### Your instructions
Swap "nutrient-name" for "nutrient-label" in the lines between the one holding "279, 561, 301]" and the one holding "493, 895, 495]", inclusive. Give back only those lines, with nothing else changed.

___

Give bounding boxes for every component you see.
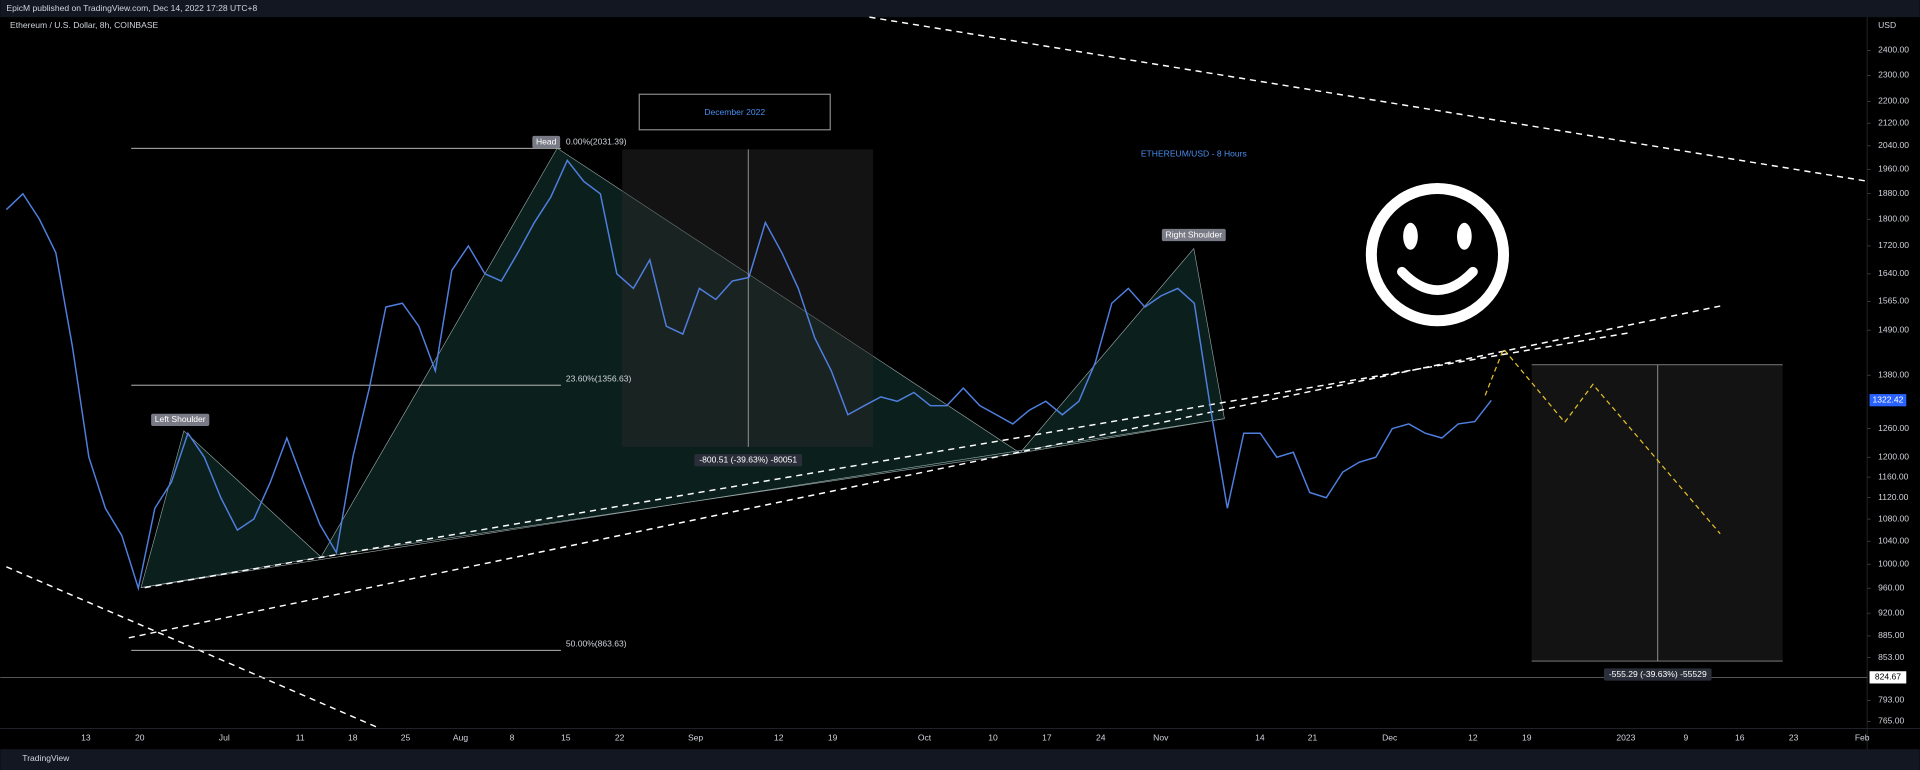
trend-line xyxy=(869,16,1868,182)
x-tick-label: 25 xyxy=(401,732,411,742)
header: EpicM published on TradingView.com, Dec … xyxy=(6,3,257,13)
trend-line xyxy=(6,566,381,730)
x-tick-label: 16 xyxy=(1735,732,1745,742)
date-box-label: December 2022 xyxy=(704,107,765,117)
x-tick-label: 20 xyxy=(135,732,145,742)
y-tick-label: 793.00 xyxy=(1878,695,1904,705)
date-box xyxy=(638,93,831,131)
pattern-label: Head xyxy=(536,136,557,146)
price-line xyxy=(5,158,1492,592)
x-tick-label: Nov xyxy=(1153,732,1169,742)
x-tick-label: 15 xyxy=(561,732,571,742)
neckline xyxy=(140,418,1225,588)
y-tick-label: 1640.00 xyxy=(1878,268,1909,278)
x-tick-label: 13 xyxy=(81,732,91,742)
x-tick-label: Jul xyxy=(219,732,230,742)
fib-label: 23.60%(1356.63) xyxy=(566,373,632,383)
x-tick-label: Dec xyxy=(1382,732,1398,742)
x-tick-label: 10 xyxy=(988,732,998,742)
footer-bar xyxy=(0,749,1920,770)
y-tick-label: 2400.00 xyxy=(1878,45,1909,55)
y-tick-label: 885.00 xyxy=(1878,630,1904,640)
y-tick-label: 2040.00 xyxy=(1878,140,1909,150)
price-tag xyxy=(1869,394,1907,407)
price-tag xyxy=(1869,671,1907,684)
y-tick-label: 2120.00 xyxy=(1878,117,1909,127)
pattern-label: Right Shoulder xyxy=(1166,229,1223,239)
x-tick-label: Sep xyxy=(688,732,703,742)
measure-box xyxy=(1531,364,1783,662)
measure-tag xyxy=(1603,668,1712,681)
x-tick-label: 8 xyxy=(510,732,515,742)
trend-line xyxy=(144,332,1629,589)
pattern-tag xyxy=(1161,228,1226,242)
chart-title: Ethereum / U.S. Dollar, 8h, COINBASE xyxy=(10,20,159,30)
y-tick-label: 1260.00 xyxy=(1878,423,1909,433)
x-tick-label: 17 xyxy=(1042,732,1052,742)
pattern-shade xyxy=(140,147,1225,588)
pattern-tag xyxy=(532,135,561,149)
measure-tag xyxy=(694,454,803,467)
y-tick-label: 2200.00 xyxy=(1878,96,1909,106)
y-tick-label: 1380.00 xyxy=(1878,369,1909,379)
y-tick-label: 1720.00 xyxy=(1878,240,1909,250)
x-tick-label: 23 xyxy=(1789,732,1799,742)
price-tag-label: 824.67 xyxy=(1875,672,1901,682)
measure-label: -800.51 (-39.63%) -80051 xyxy=(699,455,797,465)
y-tick-label: 1490.00 xyxy=(1878,324,1909,334)
x-tick-label: Aug xyxy=(453,732,468,742)
y-tick-label: 920.00 xyxy=(1878,607,1904,617)
x-tick-label: 19 xyxy=(1522,732,1532,742)
y-tick-label: 1120.00 xyxy=(1878,492,1909,502)
x-tick-label: 12 xyxy=(774,732,784,742)
y-tick-label: 765.00 xyxy=(1878,716,1904,726)
x-tick-label: 18 xyxy=(348,732,358,742)
x-tick-label: 11 xyxy=(296,732,305,742)
smiley xyxy=(1365,183,1510,327)
axis-unit: USD xyxy=(1878,20,1896,30)
x-tick-label: 24 xyxy=(1096,732,1106,742)
projection xyxy=(1484,347,1721,535)
y-tick-label: 1565.00 xyxy=(1878,296,1909,306)
x-tick-label: 12 xyxy=(1468,732,1478,742)
x-tick-label: 19 xyxy=(828,732,838,742)
y-tick-label: 2300.00 xyxy=(1878,70,1909,80)
y-tick-label: 1040.00 xyxy=(1878,535,1909,545)
footer: TradingView xyxy=(22,753,70,763)
price-tag-label: 1322.42 xyxy=(1872,394,1903,404)
y-tick-label: 1080.00 xyxy=(1878,513,1909,523)
y-tick-label: 1000.00 xyxy=(1878,558,1909,568)
y-tick-label: 853.00 xyxy=(1878,652,1904,662)
y-tick-label: 1960.00 xyxy=(1878,164,1909,174)
y-tick-label: 1880.00 xyxy=(1878,188,1909,198)
pattern-tag xyxy=(151,413,210,427)
header-bar xyxy=(0,0,1920,18)
x-tick-label: 2023 xyxy=(1616,732,1635,742)
pattern-label: Left Shoulder xyxy=(155,414,206,424)
y-tick-label: 960.00 xyxy=(1878,582,1904,592)
x-tick-label: 9 xyxy=(1684,732,1689,742)
x-tick-label: Oct xyxy=(918,732,932,742)
fib-label: 50.00%(863.63) xyxy=(566,638,627,648)
x-tick-label: 14 xyxy=(1255,732,1265,742)
fib-label: 0.00%(2031.39) xyxy=(566,136,627,146)
x-tick-label: 22 xyxy=(615,732,625,742)
y-tick-label: 1800.00 xyxy=(1878,214,1909,224)
drawings xyxy=(6,16,1868,730)
measure-label: -555.29 (-39.63%) -55529 xyxy=(1609,669,1707,679)
pair-label: ETHEREUM/USD - 8 Hours xyxy=(1141,149,1247,159)
smiley-eye xyxy=(1403,222,1418,250)
x-tick-label: Feb xyxy=(1855,732,1870,742)
x-tick-label: 21 xyxy=(1308,732,1318,742)
y-tick-label: 1160.00 xyxy=(1878,471,1909,481)
smiley-mouth xyxy=(1397,266,1478,295)
measure-box xyxy=(622,149,874,447)
y-tick-label: 1200.00 xyxy=(1878,451,1909,461)
smiley-eye xyxy=(1457,222,1472,250)
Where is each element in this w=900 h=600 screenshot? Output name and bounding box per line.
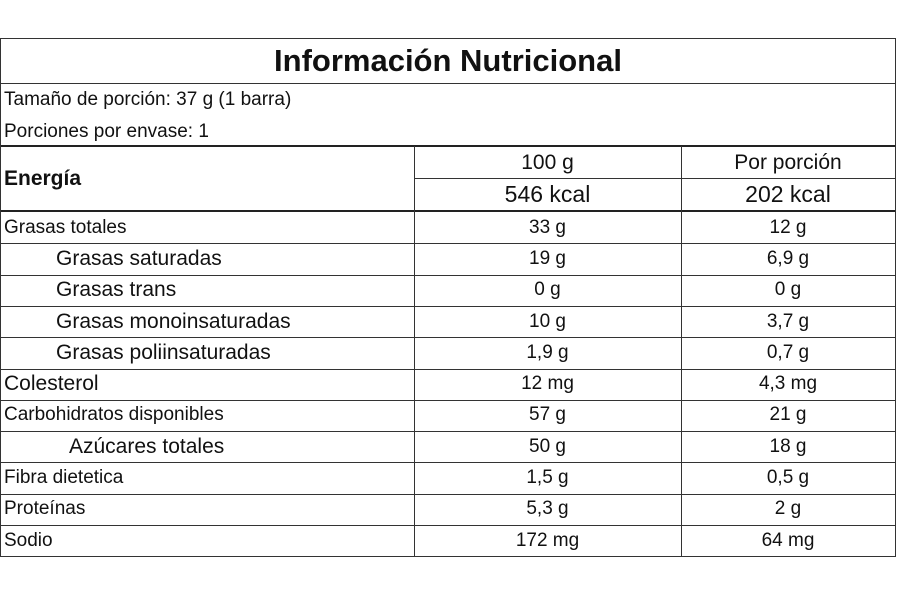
value-100g: 0 g	[534, 279, 561, 301]
divider	[1, 368, 895, 370]
nutrient-name: Azúcares totales	[69, 434, 225, 458]
value-100g: 57 g	[529, 404, 566, 426]
value-100g: 12 mg	[521, 373, 574, 395]
divider	[1, 431, 895, 433]
nutrient-name: Carbohidratos disponibles	[4, 404, 224, 426]
nutrient-name: Grasas monoinsaturadas	[56, 309, 291, 333]
divider	[1, 493, 895, 495]
column-divider	[681, 146, 682, 556]
divider	[1, 525, 895, 526]
divider	[1, 274, 895, 276]
servings-per-container: Porciones por envase: 1	[4, 120, 209, 142]
nutrient-name: Fibra dietetica	[4, 467, 124, 489]
divider	[1, 337, 895, 339]
value-portion: 0,7 g	[766, 341, 810, 363]
divider	[1, 305, 895, 307]
value-portion: 2 g	[774, 498, 802, 520]
value-portion: 18 g	[769, 435, 807, 457]
value-portion: 21 g	[769, 404, 807, 426]
value-portion: 12 g	[769, 216, 807, 238]
divider	[1, 145, 895, 147]
energy-value: 202 kcal	[745, 181, 831, 207]
divider	[1, 399, 895, 401]
divider	[414, 178, 895, 179]
value-portion: 0,5 g	[766, 467, 810, 489]
value-portion: 6,9 g	[766, 247, 810, 269]
column-divider	[414, 146, 415, 556]
divider	[1, 243, 895, 245]
value-100g: 1,5 g	[526, 467, 569, 489]
value-100g: 172 mg	[515, 529, 580, 551]
value-portion: 4,3 mg	[758, 373, 818, 395]
divider	[1, 462, 895, 464]
divider	[1, 83, 895, 84]
nutrient-name: Grasas poliinsaturadas	[56, 340, 271, 364]
serving-size: Tamaño de porción: 37 g (1 barra)	[4, 88, 292, 110]
nutrient-name: Colesterol	[4, 372, 99, 396]
value-100g: 1,9 g	[526, 341, 569, 363]
value-portion: 64 mg	[761, 529, 815, 551]
value-portion: 3,7 g	[766, 310, 810, 332]
energy-value: 546 kcal	[504, 181, 591, 207]
value-100g: 10 g	[529, 310, 566, 332]
title: Información Nutricional	[274, 43, 622, 78]
value-100g: 19 g	[529, 247, 566, 269]
divider	[1, 210, 895, 212]
energy-label: Energía	[4, 167, 82, 190]
value-portion: 0 g	[774, 279, 802, 301]
nutrient-name: Proteínas	[4, 498, 86, 520]
nutrition-table: Información Nutricional Tamaño de porción…	[0, 38, 896, 557]
value-100g: 50 g	[529, 435, 566, 457]
nutrient-name: Sodio	[4, 529, 53, 551]
nutrient-name: Grasas trans	[56, 278, 177, 302]
nutrient-name: Grasas totales	[4, 216, 127, 238]
value-100g: 33 g	[529, 216, 566, 238]
value-100g: 5,3 g	[526, 498, 569, 520]
column-header: Por porción	[734, 150, 842, 174]
column-header: 100 g	[521, 150, 574, 174]
nutrient-name: Grasas saturadas	[56, 246, 222, 270]
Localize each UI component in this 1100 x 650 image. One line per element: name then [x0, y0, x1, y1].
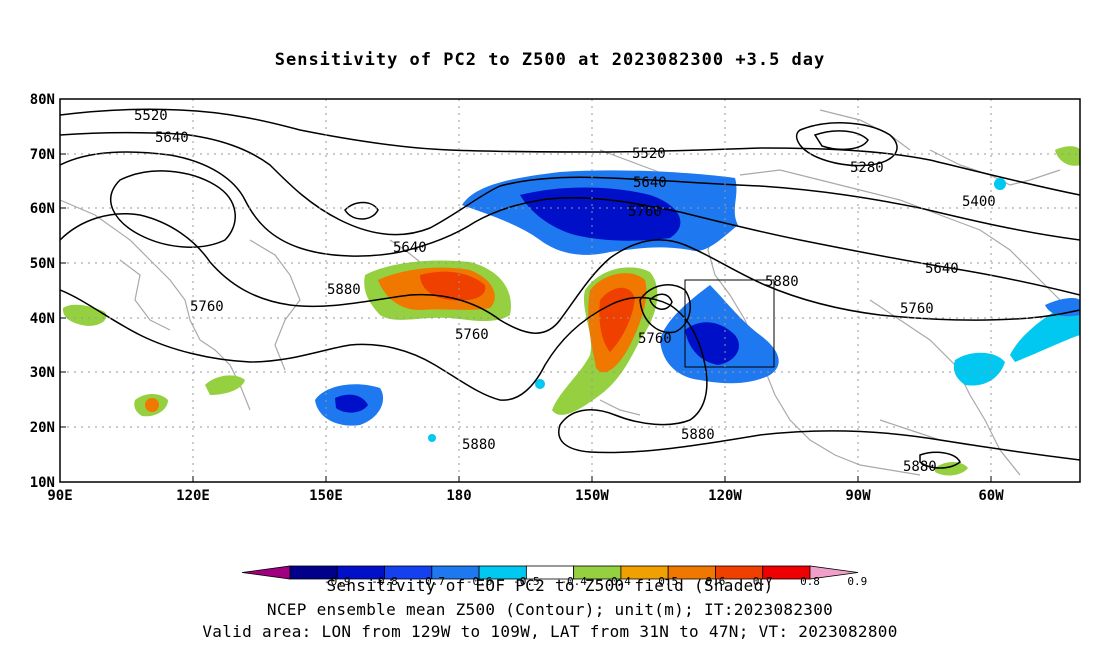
contour-label: 5640: [155, 130, 189, 146]
plot-area: [60, 99, 1080, 482]
negative-spot-pacific: [535, 379, 545, 389]
negative-region-alaska-core: [520, 187, 681, 241]
lat-label: 20N: [30, 420, 55, 436]
contour-label: 5760: [900, 301, 934, 317]
colorbar-tick-label: -0.5: [513, 575, 540, 588]
contour-label: 5640: [633, 175, 667, 191]
lon-label: 120E: [176, 488, 210, 504]
contour-label: 5880: [681, 427, 715, 443]
colorbar-tick-label: -0.6: [466, 575, 493, 588]
contour-label: 5400: [962, 194, 996, 210]
lat-label: 70N: [30, 147, 55, 163]
colorbar-tick-label: -0.7: [419, 575, 446, 588]
contour-label: 5640: [393, 240, 427, 256]
positive-region-philippines: [205, 375, 245, 395]
valid-area-box: [684, 279, 775, 368]
contour-label: 5640: [925, 261, 959, 277]
colorbar-tick-label: 0.9: [847, 575, 867, 588]
chart-title: Sensitivity of PC2 to Z500 at 2023082300…: [274, 50, 826, 70]
caption-contour: NCEP ensemble mean Z500 (Contour); unit(…: [266, 600, 834, 619]
gridlines: [60, 99, 1080, 482]
colorbar-tick-label: 0.5: [658, 575, 678, 588]
positive-region-west-pacific-core: [420, 271, 486, 301]
lat-label: 80N: [30, 92, 55, 108]
lat-label: 10N: [30, 475, 55, 491]
lon-label: 90E: [47, 488, 72, 504]
contour-label: 5880: [327, 282, 361, 298]
colorbar-max-arrow: [809, 565, 859, 580]
positive-region-central-pacific-core: [599, 287, 635, 352]
lat-label: 60N: [30, 201, 55, 217]
colorbar-tick-label: -0.4: [560, 575, 587, 588]
negative-spot-hudson: [994, 178, 1006, 190]
contour-label: 5760: [190, 299, 224, 315]
positive-region-greenland: [1055, 146, 1080, 166]
positive-region-scs-core: [145, 398, 159, 412]
lat-label: 40N: [30, 311, 55, 327]
lon-label: 180: [446, 488, 471, 504]
colorbar-tick-label: 0.7: [753, 575, 773, 588]
negative-spot-pacific2: [428, 434, 436, 442]
negative-region-subtropical-core: [335, 394, 368, 413]
caption-shaded: Sensitivity of EOF PC2 to Z500 field (Sh…: [326, 576, 774, 595]
contour-label: 5520: [134, 108, 168, 124]
colorbar-tick-label: -0.8: [371, 575, 398, 588]
colorbar-tick-label: -0.9: [324, 575, 351, 588]
negative-region-atlantic: [953, 352, 1005, 386]
colorbar-tick-label: 0.8: [800, 575, 820, 588]
plot-frame: [59, 98, 1081, 483]
contour-label: 5760: [638, 331, 672, 347]
positive-region-caribbean: [935, 462, 968, 476]
contour-label: 5280: [850, 160, 884, 176]
colorbar: -0.9 -0.8 -0.7 -0.6 -0.5 -0.4 0.4 0.5 0.6 0.7 0.8 0…: [241, 565, 867, 588]
z500-contours: [60, 108, 1080, 469]
contour-label: 5760: [455, 327, 489, 343]
lon-label: 120W: [708, 488, 742, 504]
colorbar-tick-label: 0.4: [611, 575, 631, 588]
lat-label: 50N: [30, 256, 55, 272]
lon-label: 90W: [845, 488, 871, 504]
contour-label: 5880: [765, 274, 799, 290]
colorbar-tick-label: 0.6: [706, 575, 726, 588]
contour-label: 5880: [903, 459, 937, 475]
contour-label: 5880: [462, 437, 496, 453]
lon-label: 150W: [575, 488, 609, 504]
negative-region-west-coast-core: [685, 322, 739, 365]
positive-region-india: [62, 304, 107, 326]
lon-label: 150E: [309, 488, 343, 504]
lat-label: 30N: [30, 365, 55, 381]
lon-label: 60W: [978, 488, 1004, 504]
contour-label: 5760: [628, 204, 662, 220]
caption-valid-area: Valid area: LON from 129W to 109W, LAT f…: [202, 622, 898, 641]
tick-marks: [60, 98, 992, 483]
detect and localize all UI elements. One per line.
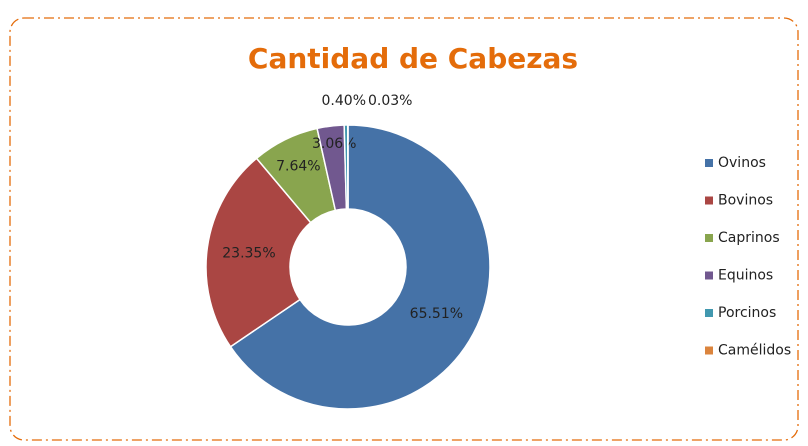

___

### Task answer
value-100g: 0 g	[534, 279, 561, 301]
divider	[1, 368, 895, 370]
nutrient-label: Azúcares totales	[69, 434, 225, 458]
value-100g: 57 g	[529, 404, 566, 426]
value-100g: 12 mg	[521, 373, 574, 395]
divider	[1, 431, 895, 433]
nutrient-label: Carbohidratos disponibles	[4, 404, 224, 426]
nutrient-label: Grasas monoinsaturadas	[56, 309, 291, 333]
divider	[1, 493, 895, 495]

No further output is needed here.